▸ Actions to take:
**A)** In the forum post about the Denon receiver and Dali speakers, what impedance are the Dali 8008 fronts rated at?
**B)** Continue the forum post about the Denon receiver and Dali speakers, starting after its final question.

▸ Extracted text:
"""

To Poweramp or not to Poweramp (Denon AVR-2310 vs Dali 8008)

sharza

Member
Hi

After long hours of reading, I have come to the conclusion I must admit defeat, in my endeavour to attempt to establish wether I need a power amp, or I can do something to actually make do with what I have.... hence I reach out to the experts :)

Long story short, I have a 5.1 setup, with a Denon AVR-2310 (Aged - yes I know, but it has served me well), 2 x Dali 8008 fronts (same), a newly purchased SVS SB16 Ultra sub, and some not so interesting surround/center speakers.

Basicly what Im focusing on here is not surround, rather 2.1 Stereo. In the past I was the volume 11+ guy, and recently refound my love for _loud_ music in the rock and techno genre (nope - the missus is still there :) )

Im no audiophile by any means - I can't distinguish the fine tones, however what I want is to crumble the wall with high tones and heavy bass.

Sadly it seems the Denon isn't quite up to the task, and cuts out overheating way before the Dali's even start sweating... Now the Denon is specced mainly at 6/8 Ohm's, and the Dali's are 4 Ohm.

Crossover freq. is currently set at default - because I quite frankly don't know how to deal sensibly with that.

I am looking at getting bass from both the sub and the Dali's, however I realize it puts further strain on the amp (as far as I've read), as opposed to if I submit all LFE to the sub, keeping the fronts at a "Small" speaker setting - and besides, Im not even sure its such a great idea, but my thinking is something along the lines of utilizing those extra 8"'s = more umph.

So the key question - to which I seek advice would be - taking the above into consideration, is there anything I can reconfigure or tweak in the above setup, to make my amp cope, or am I simply out of power (and luck :) ) here, and need a power amp to drive those Dali's (which I like, and aim to keep)??

"""

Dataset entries
"""

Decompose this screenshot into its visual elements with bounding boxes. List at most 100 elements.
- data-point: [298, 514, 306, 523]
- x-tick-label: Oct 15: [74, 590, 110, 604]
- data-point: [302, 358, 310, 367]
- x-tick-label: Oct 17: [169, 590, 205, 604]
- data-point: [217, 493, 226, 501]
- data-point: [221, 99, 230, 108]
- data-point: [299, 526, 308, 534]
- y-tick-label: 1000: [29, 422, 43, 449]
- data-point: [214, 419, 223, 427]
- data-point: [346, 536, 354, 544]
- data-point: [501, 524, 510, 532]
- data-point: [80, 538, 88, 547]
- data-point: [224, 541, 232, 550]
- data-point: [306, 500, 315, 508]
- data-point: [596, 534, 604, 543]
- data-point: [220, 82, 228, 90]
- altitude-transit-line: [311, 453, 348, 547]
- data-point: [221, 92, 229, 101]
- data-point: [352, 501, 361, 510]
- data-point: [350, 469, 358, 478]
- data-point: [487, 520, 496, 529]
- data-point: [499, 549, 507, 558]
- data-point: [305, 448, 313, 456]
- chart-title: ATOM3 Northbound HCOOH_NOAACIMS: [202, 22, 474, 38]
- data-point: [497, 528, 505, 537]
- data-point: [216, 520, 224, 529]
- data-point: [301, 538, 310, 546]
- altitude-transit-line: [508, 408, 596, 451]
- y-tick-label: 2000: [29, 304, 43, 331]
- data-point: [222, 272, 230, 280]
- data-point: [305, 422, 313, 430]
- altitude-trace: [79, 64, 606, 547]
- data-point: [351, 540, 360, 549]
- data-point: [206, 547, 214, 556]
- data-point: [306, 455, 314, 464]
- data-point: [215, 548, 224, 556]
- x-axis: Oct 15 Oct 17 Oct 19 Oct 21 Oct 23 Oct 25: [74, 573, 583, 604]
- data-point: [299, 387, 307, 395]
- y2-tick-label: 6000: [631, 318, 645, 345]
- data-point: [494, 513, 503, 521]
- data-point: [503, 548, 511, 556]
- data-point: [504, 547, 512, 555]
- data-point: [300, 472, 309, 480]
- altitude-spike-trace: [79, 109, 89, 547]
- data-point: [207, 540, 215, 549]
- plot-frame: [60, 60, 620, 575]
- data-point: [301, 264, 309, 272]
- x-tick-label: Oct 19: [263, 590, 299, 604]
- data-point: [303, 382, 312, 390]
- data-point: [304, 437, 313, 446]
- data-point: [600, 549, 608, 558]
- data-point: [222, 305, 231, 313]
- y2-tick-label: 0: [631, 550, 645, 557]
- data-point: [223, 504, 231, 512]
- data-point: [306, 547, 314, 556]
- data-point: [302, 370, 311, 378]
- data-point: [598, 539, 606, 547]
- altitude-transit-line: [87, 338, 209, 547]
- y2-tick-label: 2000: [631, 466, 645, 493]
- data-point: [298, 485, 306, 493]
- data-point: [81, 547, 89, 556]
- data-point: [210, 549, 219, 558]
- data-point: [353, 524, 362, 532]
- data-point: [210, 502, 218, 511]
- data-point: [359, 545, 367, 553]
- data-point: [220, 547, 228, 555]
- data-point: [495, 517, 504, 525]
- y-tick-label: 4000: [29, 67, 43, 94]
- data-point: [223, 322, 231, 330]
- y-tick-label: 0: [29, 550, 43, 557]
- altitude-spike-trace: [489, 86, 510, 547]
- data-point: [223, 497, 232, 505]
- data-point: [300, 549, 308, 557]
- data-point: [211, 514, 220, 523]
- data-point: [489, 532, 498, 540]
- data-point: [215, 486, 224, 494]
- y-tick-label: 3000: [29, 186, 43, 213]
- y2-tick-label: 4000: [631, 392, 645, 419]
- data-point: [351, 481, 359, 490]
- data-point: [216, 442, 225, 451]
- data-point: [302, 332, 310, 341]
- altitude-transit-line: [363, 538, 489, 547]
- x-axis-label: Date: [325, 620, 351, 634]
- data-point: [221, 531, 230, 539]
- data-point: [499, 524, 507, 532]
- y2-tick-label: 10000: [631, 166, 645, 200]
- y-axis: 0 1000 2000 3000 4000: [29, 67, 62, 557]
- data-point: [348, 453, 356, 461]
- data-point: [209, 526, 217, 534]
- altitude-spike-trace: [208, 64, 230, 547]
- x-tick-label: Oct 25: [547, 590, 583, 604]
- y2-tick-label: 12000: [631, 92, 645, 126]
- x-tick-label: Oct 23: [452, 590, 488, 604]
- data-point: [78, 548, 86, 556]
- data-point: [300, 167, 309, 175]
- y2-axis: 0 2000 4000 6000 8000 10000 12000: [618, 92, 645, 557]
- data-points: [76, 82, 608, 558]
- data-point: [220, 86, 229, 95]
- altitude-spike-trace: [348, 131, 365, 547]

"""

▸ Expected results:
**A)** 4 Ohm.

**B)**
Any feedback and advice will be highly appreciated - many thanks in advance for taking the time to read all this.

And please forgive any technical inaccuracies - I am by no means (far from) an export.

Best Regards.
 

shug4476

Active Member
If you are triggering circuit protection then you are reaching the limit of what the amp can give.

Add on an external power amplifier. Rotels and NADs are particularly good for clean, plentiful power.

Watts are misleading in a sense. You don't need many to reach head banging levels.
 

rccarguy2

Well-known Member
If your av amp lacks pre outs you're stuck.

Or you could buy ATI 6007 and wire them up to your speakers...and then ponder the meaning of life as your adjust the Denon volume,.your speakers are silent with no cables between the Denon and ATI heh
 

sharza

Member
I kinda expected I was out of power...

Gotta say those ATI's seems impressive, however thei're not in my immediate budget range should I go for a new amp...

Now I don't know much in what to look for, as I haven't ever been looking at a power amp before... My old Sony receiver actually could do what I wanted even though it was considerately less powerful in terms of Watts back then, than the Denon is (I know it ain't alll about the Watts, but that's the measuring scale back then - at least as far as I go :) ).

I'm not exactly terribly budget limited, but that being said, should I go after buying a new amp, I'd aim for something in the sub $1000 range if possible, able to push a good deal of extra power into those 2 speakers in a bi amp configuration...

Now - am I completely unrealistic here, or is it doable (taking into consideration I'm no audiophile)?
 

rccarguy2

Well-known Member
Your Denon (probably) lacks pre outs if so you can add poweramps
 

rccarguy2

Well-known Member
That's ok then if it has full set of pres, last 2xxx range of Denon lacked them.

I'd probably look.for.a.three channel
 

rccarguy2

Well-known Member
Personally I'd ditch a avr and get a stereo pre amp,.avr are generally poor for stereo.

Three channel if you have a home cinema, or a two channel for stereo.

I'd look into a stereo dac, stereo analogue pre amp, and power amplifier.

I use a av pre, stereo analogue pre, a dac, and poweramp rather than using a avr or av pre amp.for.evrrythjng
 

sharza

Member
It's part of a surround system, so I have to take that into account as well. I need something which can do both, and won't occupy a majority of my living room ;)

I figure that since I run stereo with sub when playing music, I can boost the output with a power amp between avr and speakers, and then reach a fair compromise, as its really only when playing music loud I have issues.

Any recommendations for a (if possible) sub $1000 power amp that'll fit the bill?
 
D

Deleted member 39241

Guest
How about a Behringer A800? Very low cost, and will give you the chance to see what a power amp will do for your system.

However, if you are in the US, I believe Emotiva offer a free home trial for their power amps.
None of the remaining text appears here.